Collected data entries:
──────────
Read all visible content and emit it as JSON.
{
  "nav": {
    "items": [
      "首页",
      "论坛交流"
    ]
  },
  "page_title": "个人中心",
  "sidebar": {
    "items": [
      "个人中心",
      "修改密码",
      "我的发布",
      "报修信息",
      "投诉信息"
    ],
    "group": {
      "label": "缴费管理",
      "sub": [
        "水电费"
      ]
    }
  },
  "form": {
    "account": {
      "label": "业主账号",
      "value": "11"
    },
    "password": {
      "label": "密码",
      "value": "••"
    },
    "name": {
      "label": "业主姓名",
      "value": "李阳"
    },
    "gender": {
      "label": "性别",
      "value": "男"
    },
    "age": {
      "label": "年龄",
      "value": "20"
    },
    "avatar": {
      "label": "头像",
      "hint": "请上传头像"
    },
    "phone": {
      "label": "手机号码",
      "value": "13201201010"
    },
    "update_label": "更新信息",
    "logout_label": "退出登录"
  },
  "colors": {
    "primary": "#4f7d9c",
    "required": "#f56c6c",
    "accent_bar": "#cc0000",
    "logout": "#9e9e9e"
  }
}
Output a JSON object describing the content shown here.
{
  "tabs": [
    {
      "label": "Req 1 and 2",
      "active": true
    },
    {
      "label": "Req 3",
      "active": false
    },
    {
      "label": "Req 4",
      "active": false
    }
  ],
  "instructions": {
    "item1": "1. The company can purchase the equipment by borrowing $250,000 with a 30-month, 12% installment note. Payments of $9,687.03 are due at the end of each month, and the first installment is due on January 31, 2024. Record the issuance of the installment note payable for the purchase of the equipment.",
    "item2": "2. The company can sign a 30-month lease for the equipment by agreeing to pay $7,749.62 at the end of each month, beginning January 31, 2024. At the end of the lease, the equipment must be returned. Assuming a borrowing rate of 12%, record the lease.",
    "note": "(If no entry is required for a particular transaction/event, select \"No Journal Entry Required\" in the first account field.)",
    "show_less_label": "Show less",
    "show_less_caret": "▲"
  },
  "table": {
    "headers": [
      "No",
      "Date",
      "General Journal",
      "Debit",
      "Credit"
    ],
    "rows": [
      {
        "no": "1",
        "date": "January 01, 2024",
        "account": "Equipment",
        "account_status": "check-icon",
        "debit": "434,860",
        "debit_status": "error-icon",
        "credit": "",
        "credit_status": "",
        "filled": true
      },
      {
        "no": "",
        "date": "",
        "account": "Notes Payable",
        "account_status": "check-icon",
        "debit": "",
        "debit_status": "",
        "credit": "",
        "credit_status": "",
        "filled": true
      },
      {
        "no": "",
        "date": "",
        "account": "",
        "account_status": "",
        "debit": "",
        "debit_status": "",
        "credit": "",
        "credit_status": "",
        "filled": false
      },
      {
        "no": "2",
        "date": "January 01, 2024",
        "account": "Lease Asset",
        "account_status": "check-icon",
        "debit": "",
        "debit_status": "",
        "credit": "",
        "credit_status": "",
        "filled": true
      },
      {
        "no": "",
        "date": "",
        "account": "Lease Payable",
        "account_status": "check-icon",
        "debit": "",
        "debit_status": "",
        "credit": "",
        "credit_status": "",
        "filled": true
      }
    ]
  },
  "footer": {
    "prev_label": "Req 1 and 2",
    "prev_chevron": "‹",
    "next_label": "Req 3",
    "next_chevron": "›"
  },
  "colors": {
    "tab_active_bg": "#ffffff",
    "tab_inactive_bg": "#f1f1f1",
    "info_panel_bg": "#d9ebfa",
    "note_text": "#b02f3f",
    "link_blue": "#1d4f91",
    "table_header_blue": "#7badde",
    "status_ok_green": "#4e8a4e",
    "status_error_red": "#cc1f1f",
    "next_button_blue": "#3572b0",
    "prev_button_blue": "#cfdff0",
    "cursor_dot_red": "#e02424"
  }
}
──────────
Short exercise:
Copy out the whole listing exactly as written.

Reply to the exercise:
Read all visible content and emit it as JSON.
{
  "nav": {
    "items": [
      "首页",
      "论坛交流"
    ]
  },
  "page_title": "个人中心",
  "sidebar": {
    "items": [
      "个人中心",
      "修改密码",
      "我的发布",
      "报修信息",
      "投诉信息"
    ],
    "group": {
      "label": "缴费管理",
      "sub": [
        "水电费"
      ]
    }
  },
  "form": {
    "account": {
      "label": "业主账号",
      "value": "11"
    },
    "password": {
      "label": "密码",
      "value": "••"
    },
    "name": {
      "label": "业主姓名",
      "value": "李阳"
    },
    "gender": {
      "label": "性别",
      "value": "男"
    },
    "age": {
      "label": "年龄",
      "value": "20"
    },
    "avatar": {
      "label": "头像",
      "hint": "请上传头像"
    },
    "phone": {
      "label": "手机号码",
      "value": "13201201010"
    },
    "update_label": "更新信息",
    "logout_label": "退出登录"
  },
  "colors": {
    "primary": "#4f7d9c",
    "required": "#f56c6c",
    "accent_bar": "#cc0000",
    "logout": "#9e9e9e"
  }
}
Output a JSON object describing the content shown here.
{
  "tabs": [
    {
      "label": "Req 1 and 2",
      "active": true
    },
    {
      "label": "Req 3",
      "active": false
    },
    {
      "label": "Req 4",
      "active": false
    }
  ],
  "instructions": {
    "item1": "1. The company can purchase the equipment by borrowing $250,000 with a 30-month, 12% installment note. Payments of $9,687.03 are due at the end of each month, and the first installment is due on January 31, 2024. Record the issuance of the installment note payable for the purchase of the equipment.",
    "item2": "2. The company can sign a 30-month lease for the equipment by agreeing to pay $7,749.62 at the end of each month, beginning January 31, 2024. At the end of the lease, the equipment must be returned. Assuming a borrowing rate of 12%, record the lease.",
    "note": "(If no entry is required for a particular transaction/event, select \"No Journal Entry Required\" in the first account field.)",
    "show_less_label": "Show less",
    "show_less_caret": "▲"
  },
  "table": {
    "headers": [
      "No",
      "Date",
      "General Journal",
      "Debit",
      "Credit"
    ],
    "rows": [
      {
        "no": "1",
        "date": "January 01, 2024",
        "account": "Equipment",
        "account_status": "check-icon",
        "debit": "434,860",
        "debit_status": "error-icon",
        "credit": "",
        "credit_status": "",
        "filled": true
      },
      {
        "no": "",
        "date": "",
        "account": "Notes Payable",
        "account_status": "check-icon",
        "debit": "",
        "debit_status": "",
        "credit": "",
        "credit_status": "",
        "filled": true
      },
      {
        "no": "",
        "date": "",
        "account": "",
        "account_status": "",
        "debit": "",
        "debit_status": "",
        "credit": "",
        "credit_status": "",
        "filled": false
      },
      {
        "no": "2",
        "date": "January 01, 2024",
        "account": "Lease Asset",
        "account_status": "check-icon",
        "debit": "",
        "debit_status": "",
        "credit": "",
        "credit_status": "",
        "filled": true
      },
      {
        "no": "",
        "date": "",
        "account": "Lease Payable",
        "account_status": "check-icon",
        "debit": "",
        "debit_status": "",
        "credit": "",
        "credit_status": "",
        "filled": true
      }
    ]
  },
  "footer": {
    "prev_label": "Req 1 and 2",
    "prev_chevron": "‹",
    "next_label": "Req 3",
    "next_chevron": "›"
  },
  "colors": {
    "tab_active_bg": "#ffffff",
    "tab_inactive_bg": "#f1f1f1",
    "info_panel_bg": "#d9ebfa",
    "note_text": "#b02f3f",
    "link_blue": "#1d4f91",
    "table_header_blue": "#7badde",
    "status_ok_green": "#4e8a4e",
    "status_error_red": "#cc1f1f",
    "next_button_blue": "#3572b0",
    "prev_button_blue": "#cfdff0",
    "cursor_dot_red": "#e02424"
  }
}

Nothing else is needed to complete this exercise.